Objective
Your task is to transcribe the records exactly, skipping every image.
## Begin
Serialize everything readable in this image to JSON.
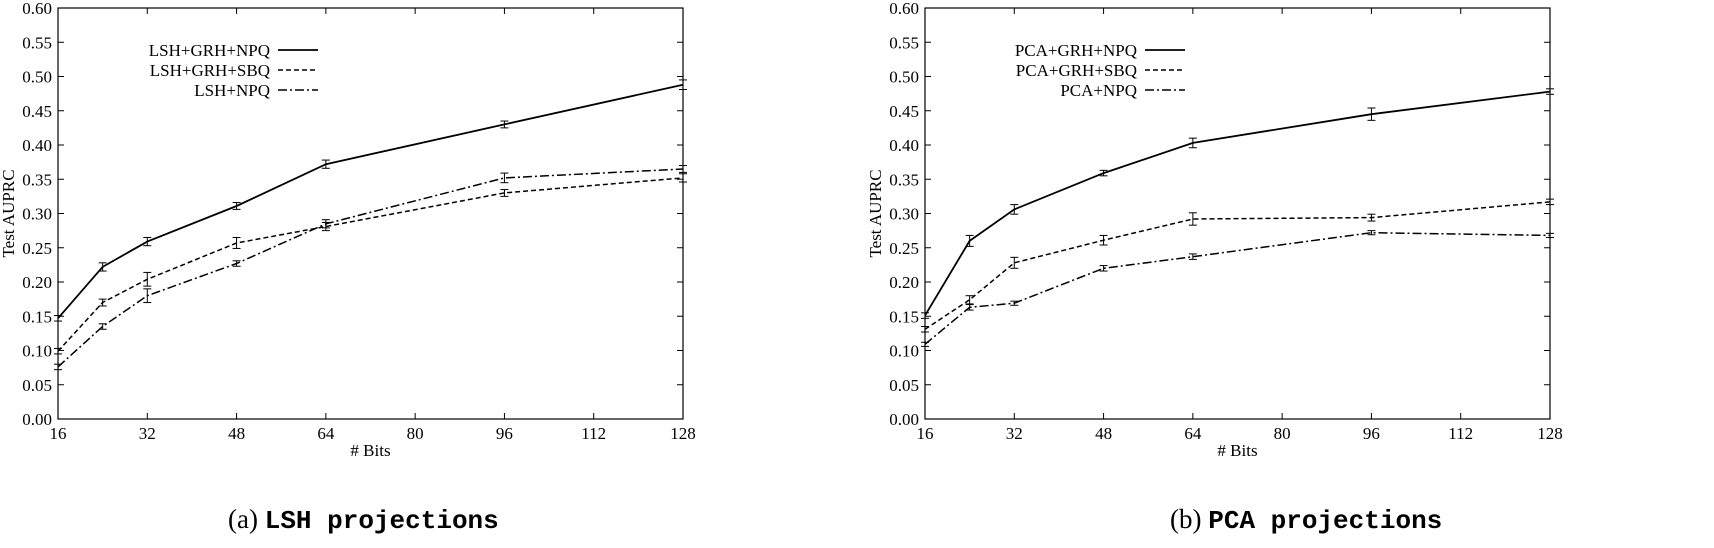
{
  "chart_data": [
    {
      "type": "line",
      "caption_prefix": "(a)",
      "caption_title": "LSH projections",
      "xlabel": "# Bits",
      "ylabel": "Test AUPRC",
      "xlim": [
        16,
        128
      ],
      "ylim": [
        0.0,
        0.6
      ],
      "xticks": [
        "16",
        "32",
        "48",
        "64",
        "80",
        "96",
        "112",
        "128"
      ],
      "yticks": [
        "0.00",
        "0.05",
        "0.10",
        "0.15",
        "0.20",
        "0.25",
        "0.30",
        "0.35",
        "0.40",
        "0.45",
        "0.50",
        "0.55",
        "0.60"
      ],
      "legend_position": "top-left",
      "x": [
        16,
        24,
        32,
        48,
        64,
        96,
        128
      ],
      "series": [
        {
          "name": "LSH+GRH+NPQ",
          "style": "solid",
          "values": [
            0.147,
            0.222,
            0.259,
            0.311,
            0.372,
            0.43,
            0.488
          ],
          "errors": [
            0.004,
            0.006,
            0.006,
            0.005,
            0.006,
            0.005,
            0.007
          ]
        },
        {
          "name": "LSH+GRH+SBQ",
          "style": "dashed",
          "values": [
            0.099,
            0.17,
            0.204,
            0.257,
            0.281,
            0.33,
            0.352
          ],
          "errors": [
            0.004,
            0.005,
            0.01,
            0.008,
            0.006,
            0.005,
            0.006
          ]
        },
        {
          "name": "LSH+NPQ",
          "style": "dashdot",
          "values": [
            0.076,
            0.135,
            0.18,
            0.227,
            0.285,
            0.352,
            0.365
          ],
          "errors": [
            0.004,
            0.004,
            0.01,
            0.004,
            0.006,
            0.007,
            0.005
          ]
        }
      ]
    },
    {
      "type": "line",
      "caption_prefix": "(b)",
      "caption_title": "PCA projections",
      "xlabel": "# Bits",
      "ylabel": "Test AUPRC",
      "xlim": [
        16,
        128
      ],
      "ylim": [
        0.0,
        0.6
      ],
      "xticks": [
        "16",
        "32",
        "48",
        "64",
        "80",
        "96",
        "112",
        "128"
      ],
      "yticks": [
        "0.00",
        "0.05",
        "0.10",
        "0.15",
        "0.20",
        "0.25",
        "0.30",
        "0.35",
        "0.40",
        "0.45",
        "0.50",
        "0.55",
        "0.60"
      ],
      "legend_position": "top-left",
      "x": [
        16,
        24,
        32,
        48,
        64,
        96,
        128
      ],
      "series": [
        {
          "name": "PCA+GRH+NPQ",
          "style": "solid",
          "values": [
            0.151,
            0.26,
            0.306,
            0.359,
            0.403,
            0.445,
            0.478
          ],
          "errors": [
            0.004,
            0.008,
            0.007,
            0.004,
            0.007,
            0.009,
            0.004
          ]
        },
        {
          "name": "PCA+GRH+SBQ",
          "style": "dashed",
          "values": [
            0.131,
            0.174,
            0.228,
            0.261,
            0.292,
            0.294,
            0.317
          ],
          "errors": [
            0.004,
            0.006,
            0.008,
            0.007,
            0.009,
            0.005,
            0.004
          ]
        },
        {
          "name": "PCA+NPQ",
          "style": "dashdot",
          "values": [
            0.109,
            0.163,
            0.169,
            0.22,
            0.237,
            0.272,
            0.268
          ],
          "errors": [
            0.003,
            0.004,
            0.003,
            0.004,
            0.004,
            0.003,
            0.003
          ]
        }
      ]
    }
  ]
}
## End
Full solution
Serialize everything readable in this image to JSON.
{
  "chart_data": [
    {
      "type": "line",
      "caption_prefix": "(a)",
      "caption_title": "LSH projections",
      "xlabel": "# Bits",
      "ylabel": "Test AUPRC",
      "xlim": [
        16,
        128
      ],
      "ylim": [
        0.0,
        0.6
      ],
      "xticks": [
        "16",
        "32",
        "48",
        "64",
        "80",
        "96",
        "112",
        "128"
      ],
      "yticks": [
        "0.00",
        "0.05",
        "0.10",
        "0.15",
        "0.20",
        "0.25",
        "0.30",
        "0.35",
        "0.40",
        "0.45",
        "0.50",
        "0.55",
        "0.60"
      ],
      "legend_position": "top-left",
      "x": [
        16,
        24,
        32,
        48,
        64,
        96,
        128
      ],
      "series": [
        {
          "name": "LSH+GRH+NPQ",
          "style": "solid",
          "values": [
            0.147,
            0.222,
            0.259,
            0.311,
            0.372,
            0.43,
            0.488
          ],
          "errors": [
            0.004,
            0.006,
            0.006,
            0.005,
            0.006,
            0.005,
            0.007
          ]
        },
        {
          "name": "LSH+GRH+SBQ",
          "style": "dashed",
          "values": [
            0.099,
            0.17,
            0.204,
            0.257,
            0.281,
            0.33,
            0.352
          ],
          "errors": [
            0.004,
            0.005,
            0.01,
            0.008,
            0.006,
            0.005,
            0.006
          ]
        },
        {
          "name": "LSH+NPQ",
          "style": "dashdot",
          "values": [
            0.076,
            0.135,
            0.18,
            0.227,
            0.285,
            0.352,
            0.365
          ],
          "errors": [
            0.004,
            0.004,
            0.01,
            0.004,
            0.006,
            0.007,
            0.005
          ]
        }
      ]
    },
    {
      "type": "line",
      "caption_prefix": "(b)",
      "caption_title": "PCA projections",
      "xlabel": "# Bits",
      "ylabel": "Test AUPRC",
      "xlim": [
        16,
        128
      ],
      "ylim": [
        0.0,
        0.6
      ],
      "xticks": [
        "16",
        "32",
        "48",
        "64",
        "80",
        "96",
        "112",
        "128"
      ],
      "yticks": [
        "0.00",
        "0.05",
        "0.10",
        "0.15",
        "0.20",
        "0.25",
        "0.30",
        "0.35",
        "0.40",
        "0.45",
        "0.50",
        "0.55",
        "0.60"
      ],
      "legend_position": "top-left",
      "x": [
        16,
        24,
        32,
        48,
        64,
        96,
        128
      ],
      "series": [
        {
          "name": "PCA+GRH+NPQ",
          "style": "solid",
          "values": [
            0.151,
            0.26,
            0.306,
            0.359,
            0.403,
            0.445,
            0.478
          ],
          "errors": [
            0.004,
            0.008,
            0.007,
            0.004,
            0.007,
            0.009,
            0.004
          ]
        },
        {
          "name": "PCA+GRH+SBQ",
          "style": "dashed",
          "values": [
            0.131,
            0.174,
            0.228,
            0.261,
            0.292,
            0.294,
            0.317
          ],
          "errors": [
            0.004,
            0.006,
            0.008,
            0.007,
            0.009,
            0.005,
            0.004
          ]
        },
        {
          "name": "PCA+NPQ",
          "style": "dashdot",
          "values": [
            0.109,
            0.163,
            0.169,
            0.22,
            0.237,
            0.272,
            0.268
          ],
          "errors": [
            0.003,
            0.004,
            0.003,
            0.004,
            0.004,
            0.003,
            0.003
          ]
        }
      ]
    }
  ]
}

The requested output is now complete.